#### WRITTEN EXERCISE:
Reproduce every line of the items below word for word, omitting the pictures.

[START OF LISTING]

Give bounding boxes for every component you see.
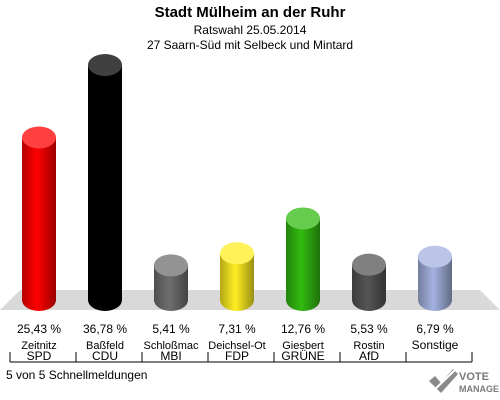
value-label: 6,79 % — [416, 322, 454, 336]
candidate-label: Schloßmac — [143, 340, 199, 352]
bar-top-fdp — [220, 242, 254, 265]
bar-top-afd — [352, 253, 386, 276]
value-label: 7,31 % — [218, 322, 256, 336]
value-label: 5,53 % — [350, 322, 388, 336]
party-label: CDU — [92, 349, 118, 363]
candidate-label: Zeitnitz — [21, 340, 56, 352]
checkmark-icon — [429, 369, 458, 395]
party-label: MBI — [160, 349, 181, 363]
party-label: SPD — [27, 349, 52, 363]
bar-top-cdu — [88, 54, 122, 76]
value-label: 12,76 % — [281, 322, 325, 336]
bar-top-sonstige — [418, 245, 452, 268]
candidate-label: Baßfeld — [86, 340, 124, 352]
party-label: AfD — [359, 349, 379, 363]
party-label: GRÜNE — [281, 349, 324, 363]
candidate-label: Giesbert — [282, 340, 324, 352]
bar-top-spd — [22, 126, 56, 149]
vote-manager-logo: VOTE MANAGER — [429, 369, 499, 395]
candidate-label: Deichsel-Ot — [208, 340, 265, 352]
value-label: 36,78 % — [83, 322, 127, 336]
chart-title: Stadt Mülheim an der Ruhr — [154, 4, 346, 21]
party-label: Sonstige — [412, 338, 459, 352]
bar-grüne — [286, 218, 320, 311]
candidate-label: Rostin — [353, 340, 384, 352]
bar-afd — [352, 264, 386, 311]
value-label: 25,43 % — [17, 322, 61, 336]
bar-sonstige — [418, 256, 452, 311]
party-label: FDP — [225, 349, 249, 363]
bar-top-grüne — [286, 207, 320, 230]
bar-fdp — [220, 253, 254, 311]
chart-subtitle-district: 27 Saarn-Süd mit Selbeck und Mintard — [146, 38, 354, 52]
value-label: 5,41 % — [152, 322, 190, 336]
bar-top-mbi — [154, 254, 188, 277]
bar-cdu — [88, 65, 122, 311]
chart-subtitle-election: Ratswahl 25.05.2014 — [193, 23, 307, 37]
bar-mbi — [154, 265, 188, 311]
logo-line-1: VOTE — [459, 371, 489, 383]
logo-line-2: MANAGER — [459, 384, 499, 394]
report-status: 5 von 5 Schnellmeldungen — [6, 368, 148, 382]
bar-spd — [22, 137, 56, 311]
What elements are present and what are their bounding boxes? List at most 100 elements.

[END OF LISTING]

#### RESPONSE:
Give bounding boxes for every component you see.
value-label: 6,79 % — [416, 322, 454, 336]
candidate-label: Schloßmac — [143, 340, 199, 352]
bar-top-fdp — [220, 242, 254, 265]
bar-top-afd — [352, 253, 386, 276]
value-label: 7,31 % — [218, 322, 256, 336]
value-label: 5,53 % — [350, 322, 388, 336]
party-label: CDU — [92, 349, 118, 363]
candidate-label: Zeitnitz — [21, 340, 56, 352]
checkmark-icon — [429, 369, 458, 395]
party-label: MBI — [160, 349, 181, 363]
party-label: SPD — [27, 349, 52, 363]
bar-top-cdu — [88, 54, 122, 76]
value-label: 12,76 % — [281, 322, 325, 336]
bar-top-sonstige — [418, 245, 452, 268]
candidate-label: Baßfeld — [86, 340, 124, 352]
party-label: AfD — [359, 349, 379, 363]
party-label: GRÜNE — [281, 349, 324, 363]
candidate-label: Giesbert — [282, 340, 324, 352]
bar-top-spd — [22, 126, 56, 149]
vote-manager-logo: VOTE MANAGER — [429, 369, 499, 395]
candidate-label: Deichsel-Ot — [208, 340, 265, 352]
value-label: 36,78 % — [83, 322, 127, 336]
chart-title: Stadt Mülheim an der Ruhr — [154, 4, 346, 21]
party-label: Sonstige — [412, 338, 459, 352]
bar-grüne — [286, 218, 320, 311]
candidate-label: Rostin — [353, 340, 384, 352]
bar-afd — [352, 264, 386, 311]
value-label: 25,43 % — [17, 322, 61, 336]
bar-sonstige — [418, 256, 452, 311]
party-label: FDP — [225, 349, 249, 363]
bar-top-grüne — [286, 207, 320, 230]
bar-fdp — [220, 253, 254, 311]
chart-subtitle-district: 27 Saarn-Süd mit Selbeck und Mintard — [146, 38, 354, 52]
value-label: 5,41 % — [152, 322, 190, 336]
bar-top-mbi — [154, 254, 188, 277]
bar-cdu — [88, 65, 122, 311]
chart-subtitle-election: Ratswahl 25.05.2014 — [193, 23, 307, 37]
bar-mbi — [154, 265, 188, 311]
logo-line-1: VOTE — [459, 371, 489, 383]
logo-line-2: MANAGER — [459, 384, 499, 394]
report-status: 5 von 5 Schnellmeldungen — [6, 368, 148, 382]
bar-spd — [22, 137, 56, 311]
What elements are present and what are their bounding boxes? List at most 100 elements.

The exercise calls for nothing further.